Description of the task:
Every line in the listing is to be echoed verbatim.

Data extracted from a collection
____
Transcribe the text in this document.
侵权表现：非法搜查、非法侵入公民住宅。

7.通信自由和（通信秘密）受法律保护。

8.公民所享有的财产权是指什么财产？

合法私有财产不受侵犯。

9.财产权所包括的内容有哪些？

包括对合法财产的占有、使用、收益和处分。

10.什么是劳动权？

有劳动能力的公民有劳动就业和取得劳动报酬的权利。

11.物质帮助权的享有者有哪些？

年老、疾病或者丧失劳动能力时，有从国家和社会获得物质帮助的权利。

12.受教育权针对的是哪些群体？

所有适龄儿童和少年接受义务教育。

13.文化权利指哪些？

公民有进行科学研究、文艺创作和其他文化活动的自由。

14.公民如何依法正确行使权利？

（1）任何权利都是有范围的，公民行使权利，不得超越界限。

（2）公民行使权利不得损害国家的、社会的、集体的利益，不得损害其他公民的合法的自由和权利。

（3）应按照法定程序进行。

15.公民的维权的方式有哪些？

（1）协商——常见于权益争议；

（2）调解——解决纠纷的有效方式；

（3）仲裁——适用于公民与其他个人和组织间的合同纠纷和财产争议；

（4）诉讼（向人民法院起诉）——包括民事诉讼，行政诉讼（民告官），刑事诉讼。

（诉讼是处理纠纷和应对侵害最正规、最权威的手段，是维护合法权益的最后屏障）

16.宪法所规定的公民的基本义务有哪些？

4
____
Task response:
Transcribe the text in this document.
侵权表现：非法搜查、非法侵入公民住宅。

7.通信自由和（通信秘密）受法律保护。

8.公民所享有的财产权是指什么财产？

合法私有财产不受侵犯。

9.财产权所包括的内容有哪些？

包括对合法财产的占有、使用、收益和处分。

10.什么是劳动权？

有劳动能力的公民有劳动就业和取得劳动报酬的权利。

11.物质帮助权的享有者有哪些？

年老、疾病或者丧失劳动能力时，有从国家和社会获得物质帮助的权利。

12.受教育权针对的是哪些群体？

所有适龄儿童和少年接受义务教育。

13.文化权利指哪些？

公民有进行科学研究、文艺创作和其他文化活动的自由。

14.公民如何依法正确行使权利？

（1）任何权利都是有范围的，公民行使权利，不得超越界限。

（2）公民行使权利不得损害国家的、社会的、集体的利益，不得损害其他公民的合法的自由和权利。

（3）应按照法定程序进行。

15.公民的维权的方式有哪些？

（1）协商——常见于权益争议；

（2）调解——解决纠纷的有效方式；

（3）仲裁——适用于公民与其他个人和组织间的合同纠纷和财产争议；

（4）诉讼（向人民法院起诉）——包括民事诉讼，行政诉讼（民告官），刑事诉讼。

（诉讼是处理纠纷和应对侵害最正规、最权威的手段，是维护合法权益的最后屏障）

16.宪法所规定的公民的基本义务有哪些？

4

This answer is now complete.